TO DO: Copy each line exactly.

DATA SHOWN:
* * * * * * *

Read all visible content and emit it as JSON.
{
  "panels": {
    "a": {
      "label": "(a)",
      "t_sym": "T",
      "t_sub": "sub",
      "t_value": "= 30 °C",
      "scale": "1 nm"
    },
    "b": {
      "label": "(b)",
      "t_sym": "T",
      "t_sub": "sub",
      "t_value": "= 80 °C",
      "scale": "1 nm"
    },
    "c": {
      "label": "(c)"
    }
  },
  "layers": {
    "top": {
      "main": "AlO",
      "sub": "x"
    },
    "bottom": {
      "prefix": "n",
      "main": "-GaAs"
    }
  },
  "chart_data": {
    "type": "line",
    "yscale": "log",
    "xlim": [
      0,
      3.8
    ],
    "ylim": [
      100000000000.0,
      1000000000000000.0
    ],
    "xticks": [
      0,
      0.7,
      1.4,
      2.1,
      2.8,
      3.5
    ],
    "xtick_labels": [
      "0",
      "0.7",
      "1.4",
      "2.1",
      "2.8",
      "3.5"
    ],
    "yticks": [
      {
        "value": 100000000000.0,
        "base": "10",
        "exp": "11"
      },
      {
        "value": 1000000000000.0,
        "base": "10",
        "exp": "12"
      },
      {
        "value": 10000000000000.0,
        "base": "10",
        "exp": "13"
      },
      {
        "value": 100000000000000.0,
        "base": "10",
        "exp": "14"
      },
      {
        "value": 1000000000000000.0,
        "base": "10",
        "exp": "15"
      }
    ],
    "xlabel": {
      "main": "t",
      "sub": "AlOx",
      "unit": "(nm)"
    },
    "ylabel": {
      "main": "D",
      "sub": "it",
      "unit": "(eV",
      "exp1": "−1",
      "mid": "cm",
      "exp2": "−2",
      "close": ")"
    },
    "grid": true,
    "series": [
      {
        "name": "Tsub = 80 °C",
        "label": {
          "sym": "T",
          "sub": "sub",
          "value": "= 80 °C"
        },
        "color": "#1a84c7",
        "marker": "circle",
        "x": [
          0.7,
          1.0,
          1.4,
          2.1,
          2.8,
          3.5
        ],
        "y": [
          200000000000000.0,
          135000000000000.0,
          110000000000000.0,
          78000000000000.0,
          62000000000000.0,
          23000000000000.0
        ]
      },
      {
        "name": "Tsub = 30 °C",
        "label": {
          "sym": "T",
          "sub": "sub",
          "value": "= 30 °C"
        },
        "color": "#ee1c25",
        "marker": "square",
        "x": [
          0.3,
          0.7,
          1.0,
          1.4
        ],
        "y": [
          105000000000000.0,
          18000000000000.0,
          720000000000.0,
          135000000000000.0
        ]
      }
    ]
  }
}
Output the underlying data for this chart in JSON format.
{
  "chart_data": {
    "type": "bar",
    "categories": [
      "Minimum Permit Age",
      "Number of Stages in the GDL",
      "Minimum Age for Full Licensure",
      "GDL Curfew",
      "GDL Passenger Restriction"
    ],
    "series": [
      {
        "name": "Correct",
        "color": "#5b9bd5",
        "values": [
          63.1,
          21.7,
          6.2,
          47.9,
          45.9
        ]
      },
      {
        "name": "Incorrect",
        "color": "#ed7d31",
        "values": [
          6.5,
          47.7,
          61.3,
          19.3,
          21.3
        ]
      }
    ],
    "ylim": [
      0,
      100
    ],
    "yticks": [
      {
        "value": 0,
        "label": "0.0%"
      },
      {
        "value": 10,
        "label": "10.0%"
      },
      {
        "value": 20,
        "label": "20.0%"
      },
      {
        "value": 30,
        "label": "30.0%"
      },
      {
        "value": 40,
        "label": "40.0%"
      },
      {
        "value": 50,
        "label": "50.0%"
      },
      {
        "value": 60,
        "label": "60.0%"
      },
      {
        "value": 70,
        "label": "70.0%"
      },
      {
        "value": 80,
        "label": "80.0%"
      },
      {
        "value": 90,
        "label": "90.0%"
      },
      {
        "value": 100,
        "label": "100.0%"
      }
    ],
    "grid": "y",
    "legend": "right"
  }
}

* * * * * * *

TASK ANSWER:
Read all visible content and emit it as JSON.
{
  "panels": {
    "a": {
      "label": "(a)",
      "t_sym": "T",
      "t_sub": "sub",
      "t_value": "= 30 °C",
      "scale": "1 nm"
    },
    "b": {
      "label": "(b)",
      "t_sym": "T",
      "t_sub": "sub",
      "t_value": "= 80 °C",
      "scale": "1 nm"
    },
    "c": {
      "label": "(c)"
    }
  },
  "layers": {
    "top": {
      "main": "AlO",
      "sub": "x"
    },
    "bottom": {
      "prefix": "n",
      "main": "-GaAs"
    }
  },
  "chart_data": {
    "type": "line",
    "yscale": "log",
    "xlim": [
      0,
      3.8
    ],
    "ylim": [
      100000000000.0,
      1000000000000000.0
    ],
    "xticks": [
      0,
      0.7,
      1.4,
      2.1,
      2.8,
      3.5
    ],
    "xtick_labels": [
      "0",
      "0.7",
      "1.4",
      "2.1",
      "2.8",
      "3.5"
    ],
    "yticks": [
      {
        "value": 100000000000.0,
        "base": "10",
        "exp": "11"
      },
      {
        "value": 1000000000000.0,
        "base": "10",
        "exp": "12"
      },
      {
        "value": 10000000000000.0,
        "base": "10",
        "exp": "13"
      },
      {
        "value": 100000000000000.0,
        "base": "10",
        "exp": "14"
      },
      {
        "value": 1000000000000000.0,
        "base": "10",
        "exp": "15"
      }
    ],
    "xlabel": {
      "main": "t",
      "sub": "AlOx",
      "unit": "(nm)"
    },
    "ylabel": {
      "main": "D",
      "sub": "it",
      "unit": "(eV",
      "exp1": "−1",
      "mid": "cm",
      "exp2": "−2",
      "close": ")"
    },
    "grid": true,
    "series": [
      {
        "name": "Tsub = 80 °C",
        "label": {
          "sym": "T",
          "sub": "sub",
          "value": "= 80 °C"
        },
        "color": "#1a84c7",
        "marker": "circle",
        "x": [
          0.7,
          1.0,
          1.4,
          2.1,
          2.8,
          3.5
        ],
        "y": [
          200000000000000.0,
          135000000000000.0,
          110000000000000.0,
          78000000000000.0,
          62000000000000.0,
          23000000000000.0
        ]
      },
      {
        "name": "Tsub = 30 °C",
        "label": {
          "sym": "T",
          "sub": "sub",
          "value": "= 30 °C"
        },
        "color": "#ee1c25",
        "marker": "square",
        "x": [
          0.3,
          0.7,
          1.0,
          1.4
        ],
        "y": [
          105000000000000.0,
          18000000000000.0,
          720000000000.0,
          135000000000000.0
        ]
      }
    ]
  }
}
Output the underlying data for this chart in JSON format.
{
  "chart_data": {
    "type": "bar",
    "categories": [
      "Minimum Permit Age",
      "Number of Stages in the GDL",
      "Minimum Age for Full Licensure",
      "GDL Curfew",
      "GDL Passenger Restriction"
    ],
    "series": [
      {
        "name": "Correct",
        "color": "#5b9bd5",
        "values": [
          63.1,
          21.7,
          6.2,
          47.9,
          45.9
        ]
      },
      {
        "name": "Incorrect",
        "color": "#ed7d31",
        "values": [
          6.5,
          47.7,
          61.3,
          19.3,
          21.3
        ]
      }
    ],
    "ylim": [
      0,
      100
    ],
    "yticks": [
      {
        "value": 0,
        "label": "0.0%"
      },
      {
        "value": 10,
        "label": "10.0%"
      },
      {
        "value": 20,
        "label": "20.0%"
      },
      {
        "value": 30,
        "label": "30.0%"
      },
      {
        "value": 40,
        "label": "40.0%"
      },
      {
        "value": 50,
        "label": "50.0%"
      },
      {
        "value": 60,
        "label": "60.0%"
      },
      {
        "value": 70,
        "label": "70.0%"
      },
      {
        "value": 80,
        "label": "80.0%"
      },
      {
        "value": 90,
        "label": "90.0%"
      },
      {
        "value": 100,
        "label": "100.0%"
      }
    ],
    "grid": "y",
    "legend": "right"
  }
}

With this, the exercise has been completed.